Stated exercise>
Give the count of lines in the data that include the string "Hide", with no added remarks.

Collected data

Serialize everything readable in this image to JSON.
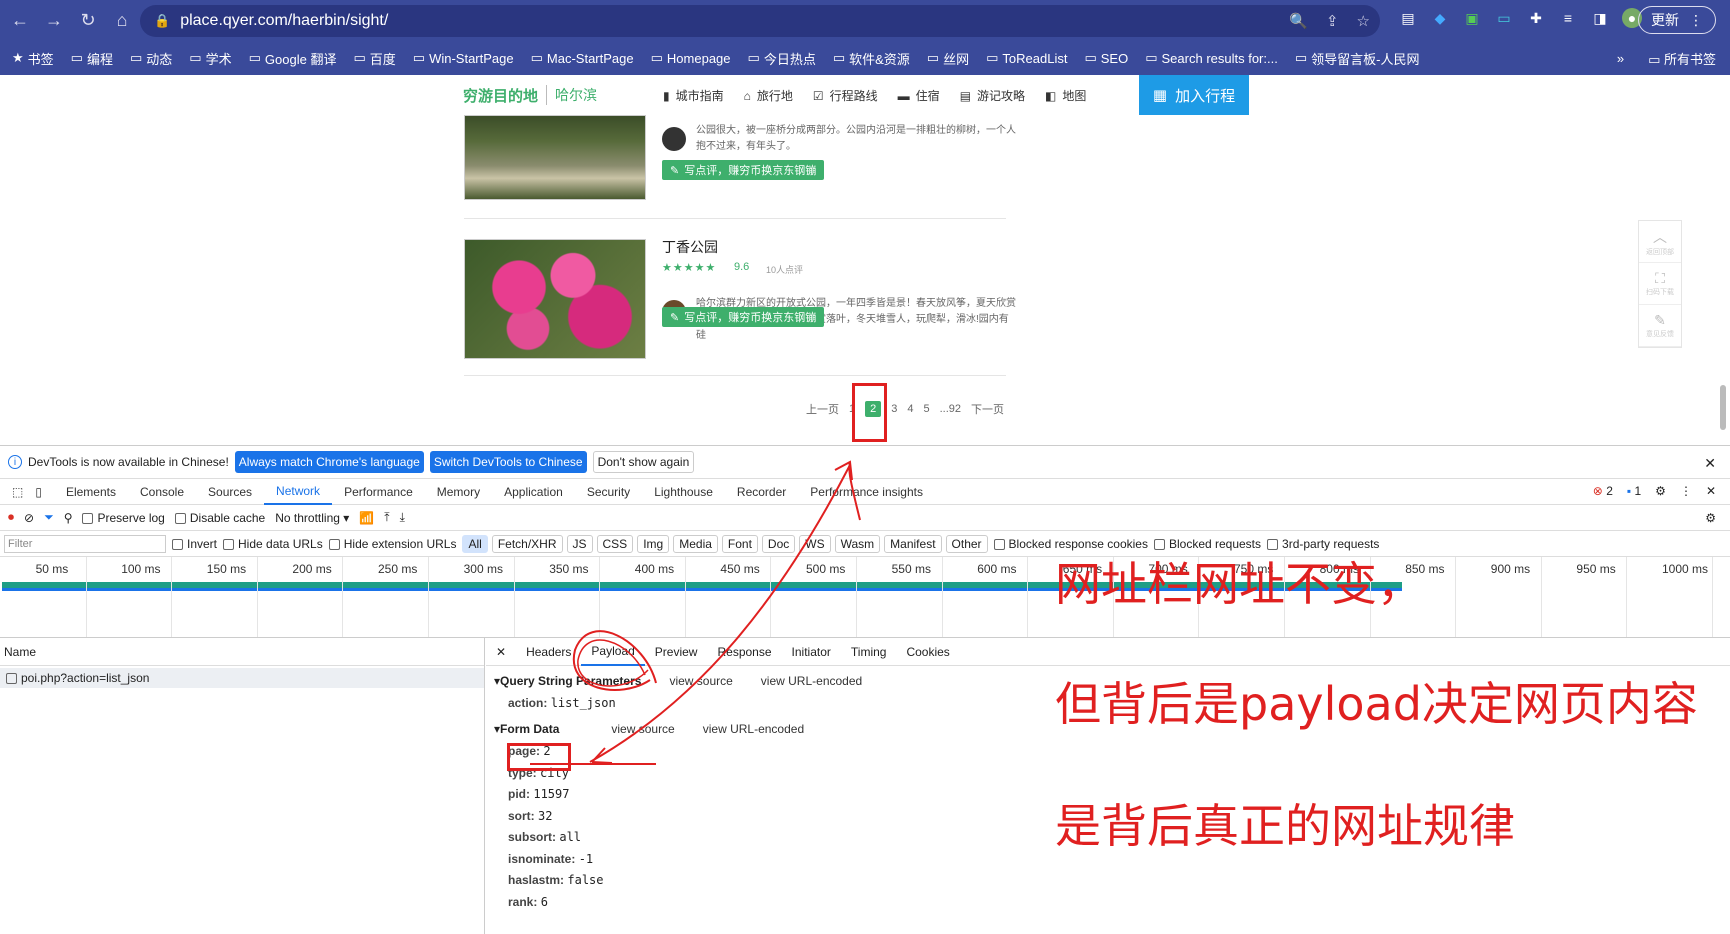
{
  "browser": {
    "url": "place.qyer.com/haerbin/sight/",
    "update_label": "更新",
    "bookmarks": [
      "书签",
      "编程",
      "动态",
      "学术",
      "Google 翻译",
      "百度",
      "Win-StartPage",
      "Mac-StartPage",
      "Homepage",
      "今日热点",
      "软件&资源",
      "丝网",
      "ToReadList",
      "SEO",
      "Search results for:...",
      "领导留言板-人民网"
    ],
    "bookmarks_more": "»",
    "bookmarks_all": "所有书签"
  },
  "site": {
    "logo": "穷游目的地",
    "city": "哈尔滨",
    "nav": [
      "城市指南",
      "旅行地",
      "行程路线",
      "住宿",
      "游记攻略",
      "地图"
    ],
    "join": "加入行程",
    "review1": "公园很大，被一座桥分成两部分。公园内沿河是一排粗壮的柳树，一个人抱不过来，有年头了。",
    "write_label": "写点评，赚穷币换京东钢镚",
    "place_title": "丁香公园",
    "stars": "★★★★★",
    "score": "9.6",
    "review_count": "10人点评",
    "review2": "哈尔滨群力新区的开放式公园，一年四季皆是景！春天放风筝，夏天欣赏园内的各品种丁香花，秋天赏落叶，冬天堆雪人，玩爬犁，滑冰!园内有硅",
    "pager": {
      "prev": "上一页",
      "p1": "1",
      "current": "2",
      "p3": "3",
      "p4": "4",
      "p5": "5",
      "last": "...92",
      "next": "下一页"
    },
    "side": {
      "top": "返回顶部",
      "scan": "扫码下载",
      "feedback": "意见反馈"
    }
  },
  "devtools": {
    "info": "DevTools is now available in Chinese!",
    "btn1": "Always match Chrome's language",
    "btn2": "Switch DevTools to Chinese",
    "btn3": "Don't show again",
    "tabs": [
      "Elements",
      "Console",
      "Sources",
      "Network",
      "Performance",
      "Memory",
      "Application",
      "Security",
      "Lighthouse",
      "Recorder",
      "Performance insights"
    ],
    "errors": "2",
    "messages": "1",
    "toolbar": {
      "preserve": "Preserve log",
      "cache": "Disable cache",
      "throttle": "No throttling"
    },
    "filter": {
      "placeholder": "Filter",
      "invert": "Invert",
      "hide_data": "Hide data URLs",
      "hide_ext": "Hide extension URLs",
      "types": [
        "All",
        "Fetch/XHR",
        "JS",
        "CSS",
        "Img",
        "Media",
        "Font",
        "Doc",
        "WS",
        "Wasm",
        "Manifest",
        "Other"
      ],
      "blocked_cookies": "Blocked response cookies",
      "blocked_req": "Blocked requests",
      "third": "3rd-party requests"
    },
    "ticks": [
      "50 ms",
      "100 ms",
      "150 ms",
      "200 ms",
      "250 ms",
      "300 ms",
      "350 ms",
      "400 ms",
      "450 ms",
      "500 ms",
      "550 ms",
      "600 ms",
      "650 ms",
      "700 ms",
      "750 ms",
      "800 ms",
      "850 ms",
      "900 ms",
      "950 ms",
      "1000 ms"
    ],
    "name_header": "Name",
    "request": "poi.php?action=list_json",
    "detail_tabs": [
      "Headers",
      "Payload",
      "Preview",
      "Response",
      "Initiator",
      "Timing",
      "Cookies"
    ],
    "qsp_title": "Query String Parameters",
    "view_source": "view source",
    "view_url": "view URL-encoded",
    "qsp": {
      "k": "action:",
      "v": "list_json"
    },
    "form_title": "Form Data",
    "form": [
      {
        "k": "page:",
        "v": "2"
      },
      {
        "k": "type:",
        "v": "city"
      },
      {
        "k": "pid:",
        "v": "11597"
      },
      {
        "k": "sort:",
        "v": "32"
      },
      {
        "k": "subsort:",
        "v": "all"
      },
      {
        "k": "isnominate:",
        "v": "-1"
      },
      {
        "k": "haslastm:",
        "v": "false"
      },
      {
        "k": "rank:",
        "v": "6"
      }
    ]
  },
  "annotations": {
    "a1": "网址栏网址不变，",
    "a2": "但背后是payload决定网页内容",
    "a3": "是背后真正的网址规律"
  }
}
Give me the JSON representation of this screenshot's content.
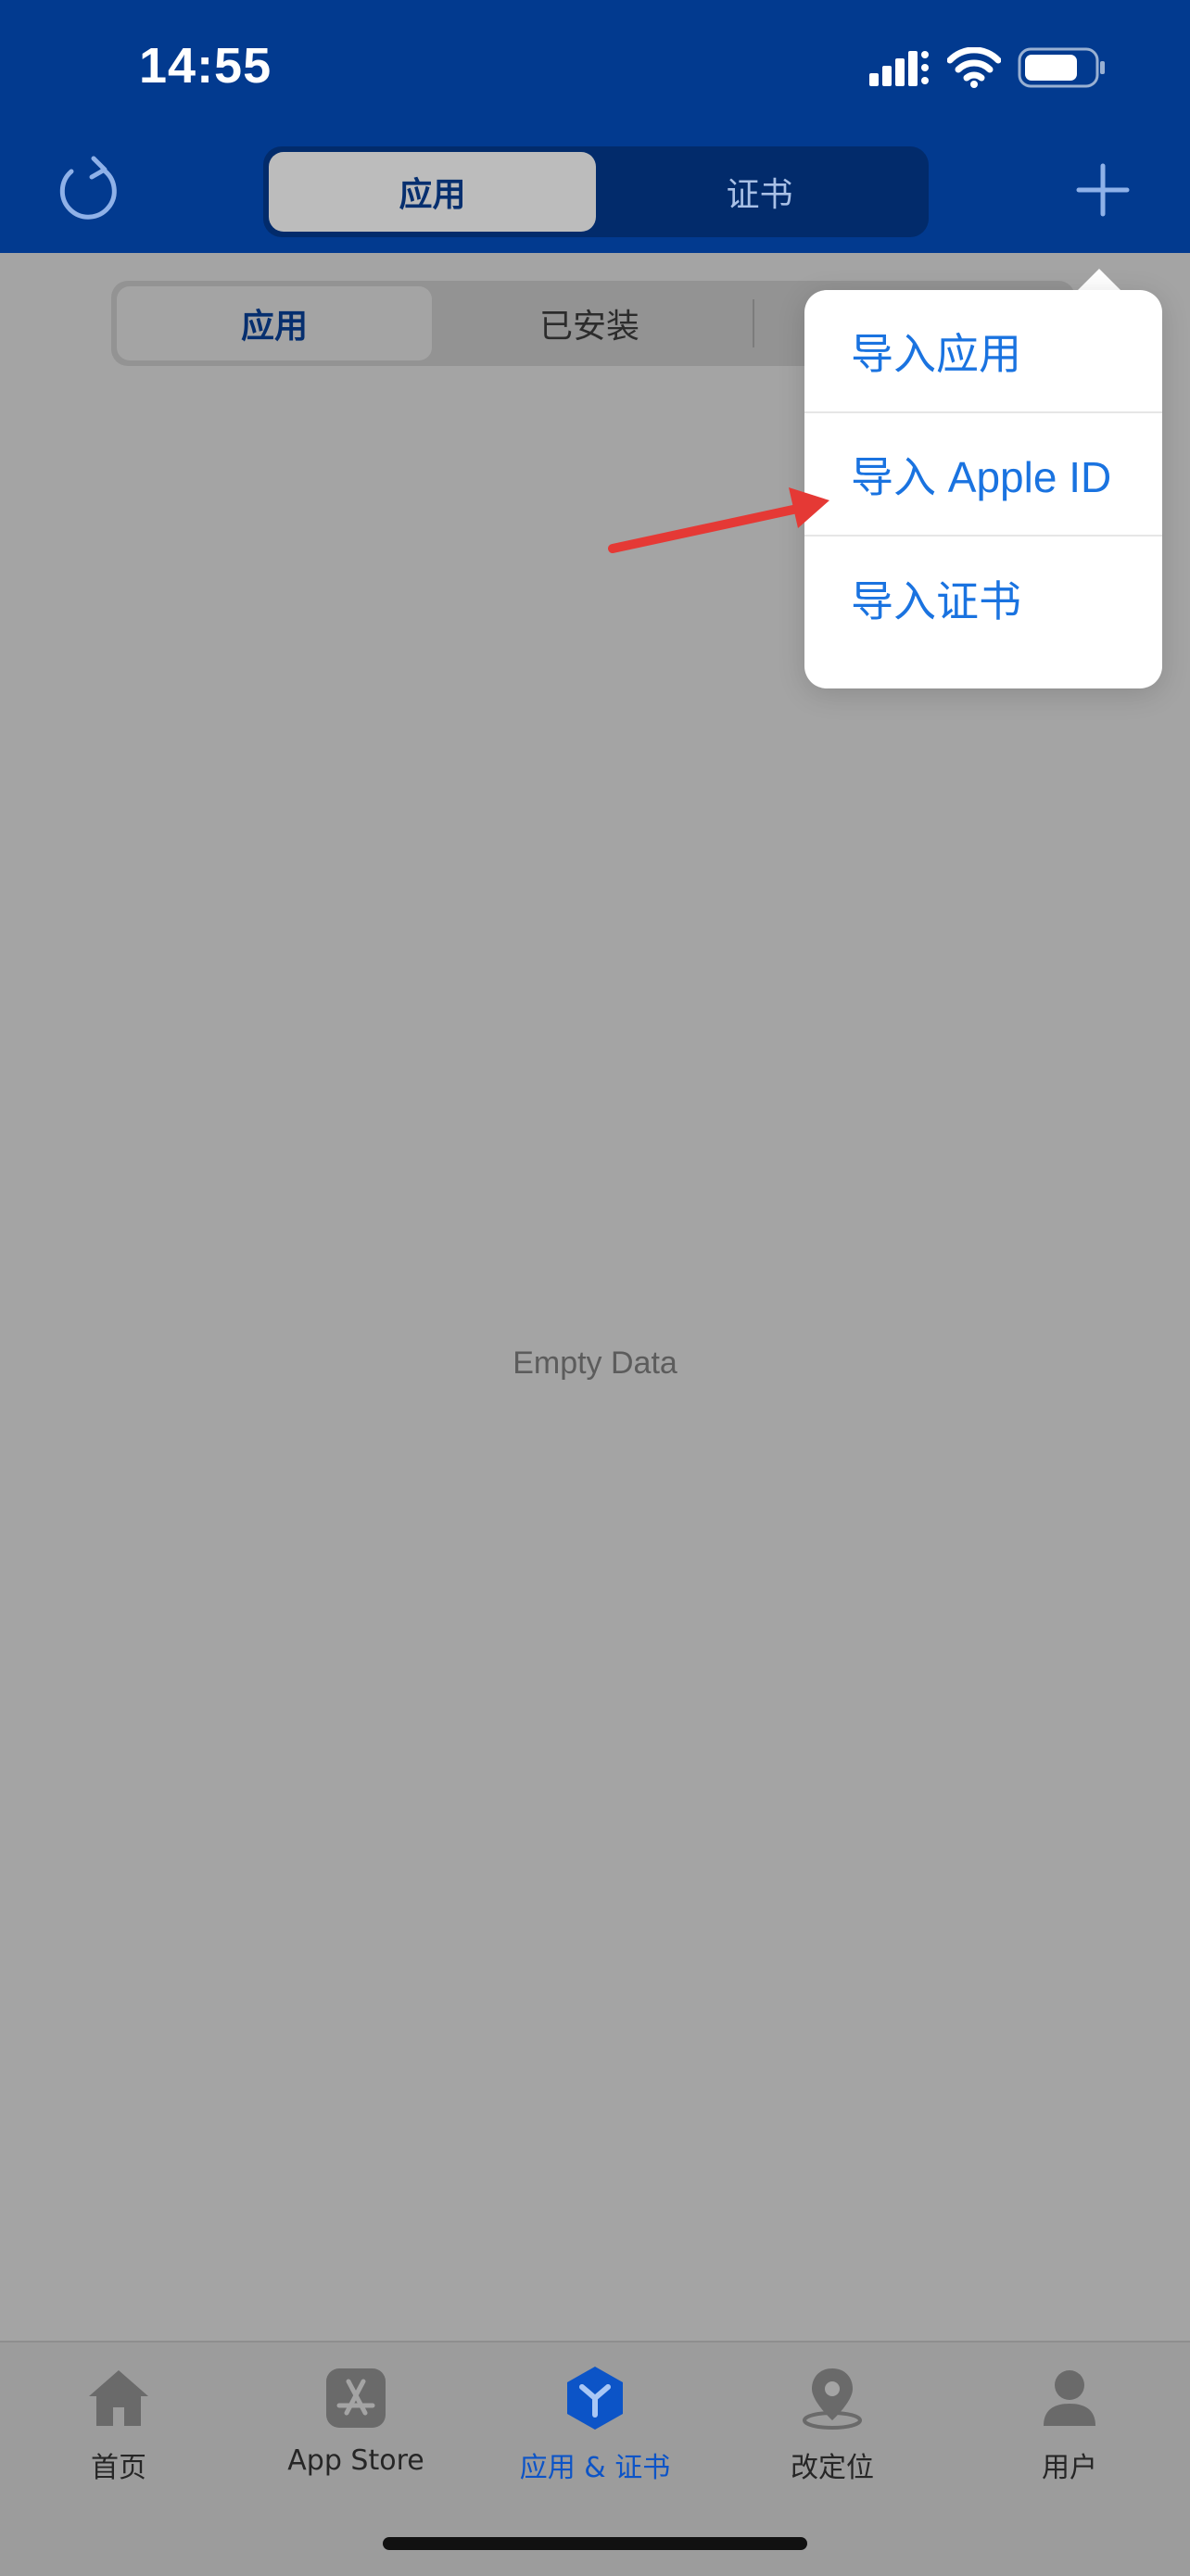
{
  "status_bar": {
    "time": "14:55"
  },
  "header": {
    "tabs": [
      {
        "label": "应用",
        "active": true
      },
      {
        "label": "证书",
        "active": false
      }
    ],
    "refresh_icon": "refresh-icon",
    "add_icon": "plus-icon"
  },
  "sub_tabs": [
    {
      "label": "应用",
      "active": true
    },
    {
      "label": "已安装",
      "active": false
    }
  ],
  "popover": {
    "items": [
      {
        "label": "导入应用"
      },
      {
        "label": "导入 Apple ID"
      },
      {
        "label": "导入证书"
      }
    ]
  },
  "empty_state": {
    "text": "Empty Data"
  },
  "tabbar": {
    "items": [
      {
        "label": "首页",
        "icon": "home-icon",
        "active": false
      },
      {
        "label": "App Store",
        "icon": "app-store-icon",
        "active": false
      },
      {
        "label": "应用 & 证书",
        "icon": "apps-certificates-icon",
        "active": true
      },
      {
        "label": "改定位",
        "icon": "location-pin-icon",
        "active": false
      },
      {
        "label": "用户",
        "icon": "user-icon",
        "active": false
      }
    ]
  },
  "colors": {
    "header_bg": "#023a8f",
    "accent": "#1a73e0",
    "overlay_bg": "#a4a4a4",
    "annotation_arrow": "#e53935"
  }
}
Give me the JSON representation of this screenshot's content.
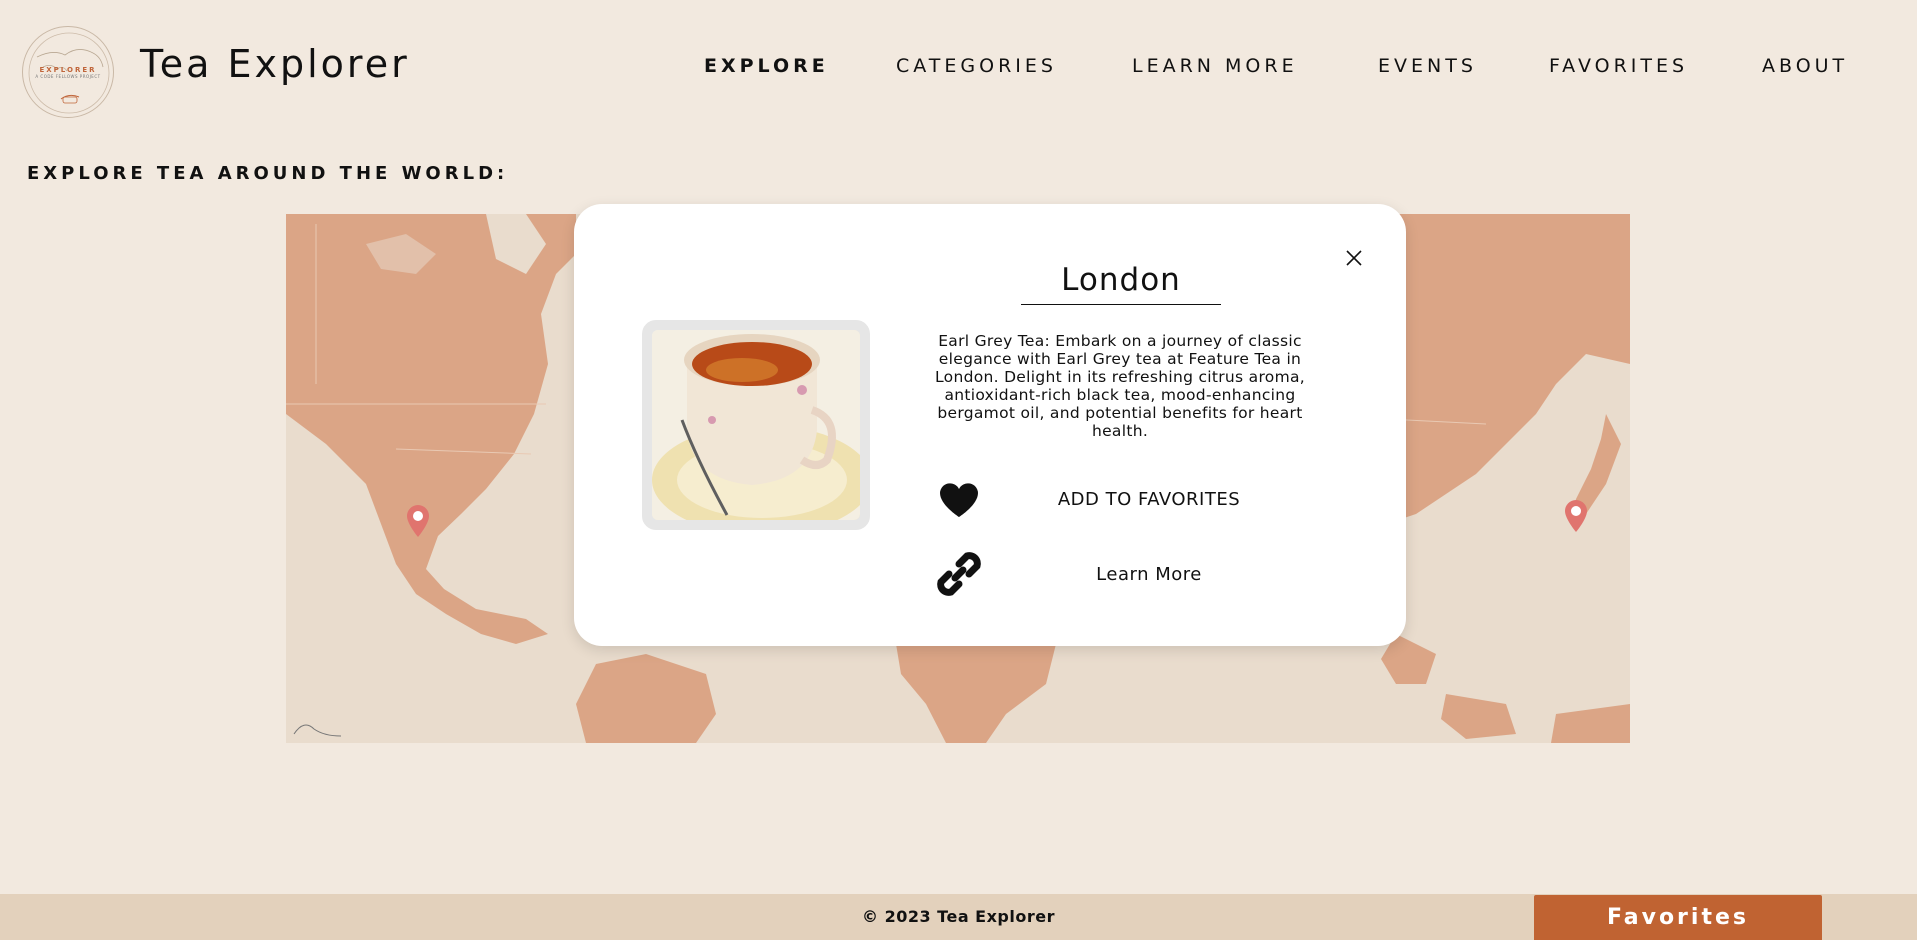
{
  "brand": {
    "name": "Tea Explorer",
    "logo_text": "EXPLORER",
    "logo_subtext": "A CODE FELLOWS PROJECT"
  },
  "nav": {
    "items": [
      {
        "label": "EXPLORE",
        "active": true
      },
      {
        "label": "CATEGORIES",
        "active": false
      },
      {
        "label": "LEARN MORE",
        "active": false
      },
      {
        "label": "EVENTS",
        "active": false
      },
      {
        "label": "FAVORITES",
        "active": false
      },
      {
        "label": "ABOUT",
        "active": false
      }
    ]
  },
  "section_title": "EXPLORE TEA AROUND THE WORLD:",
  "map": {
    "pins": [
      "Los Angeles",
      "Tokyo"
    ],
    "land_color": "#dba586",
    "water_color": "#e9dccd",
    "pin_color": "#e0746e"
  },
  "modal": {
    "city": "London",
    "description": "Earl Grey Tea: Embark on a journey of classic elegance with Earl Grey tea at Feature Tea in London. Delight in its refreshing citrus aroma, antioxidant-rich black tea, mood-enhancing bergamot oil, and potential benefits for heart health.",
    "add_to_favorites": "ADD TO FAVORITES",
    "learn_more": "Learn More",
    "image_icon": "teacup-photo",
    "close_icon": "close-icon"
  },
  "footer": {
    "copyright": "© 2023 Tea Explorer",
    "favorites_button": "Favorites",
    "accent_color": "#c06332"
  }
}
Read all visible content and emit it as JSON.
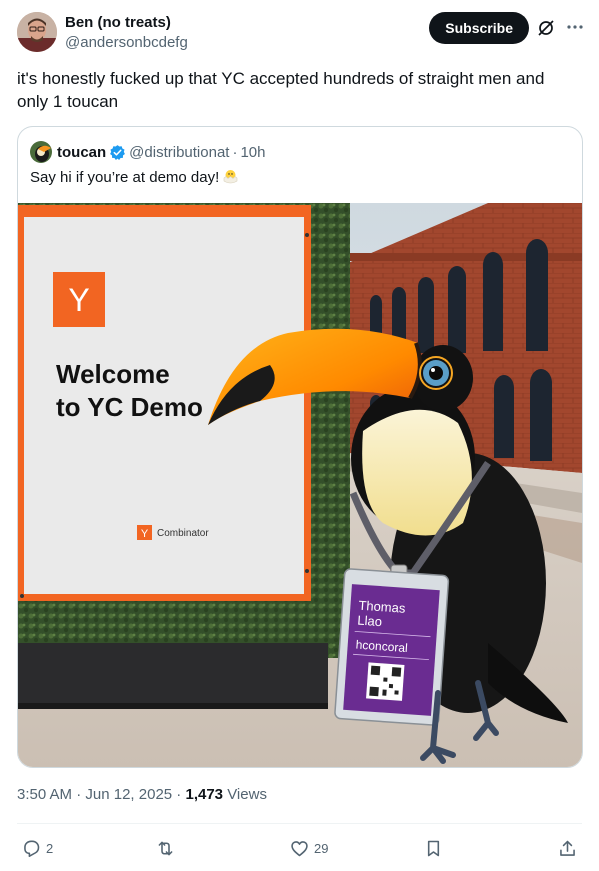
{
  "post": {
    "author_name": "Ben (no treats)",
    "author_handle": "@andersonbcdefg",
    "subscribe_label": "Subscribe",
    "text": "it's honestly fucked up that YC accepted hundreds of straight men and only 1 toucan"
  },
  "quote": {
    "author_name": "toucan",
    "author_handle": "@distributionat",
    "separator": "·",
    "time": "10h",
    "text": "Say hi if you’re at demo day!",
    "image": {
      "sign_logo": "Y",
      "sign_line1": "Welcome",
      "sign_line2": "to YC Demo",
      "sign_footer_logo": "Y",
      "sign_footer_text": "Combinator",
      "badge_line1": "Thomas",
      "badge_line2": "Llao",
      "badge_line3": "hconcoral"
    }
  },
  "meta": {
    "time": "3:50 AM",
    "dot1": " · ",
    "date": "Jun 12, 2025",
    "dot2": " · ",
    "views_count": "1,473",
    "views_label": " Views"
  },
  "actions": {
    "replies": "2",
    "reposts": "",
    "likes": "29"
  },
  "icons": {
    "reply": "reply-icon",
    "repost": "repost-icon",
    "like": "heart-icon",
    "bookmark": "bookmark-icon",
    "share": "share-icon",
    "grok": "grok-icon",
    "more": "more-icon",
    "verified": "verified-badge-icon"
  },
  "colors": {
    "verified_blue": "#1d9bf0",
    "subscribe_bg": "#0f1419",
    "yc_orange": "#f26522",
    "badge_purple": "#6a2c91"
  }
}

Task response>
2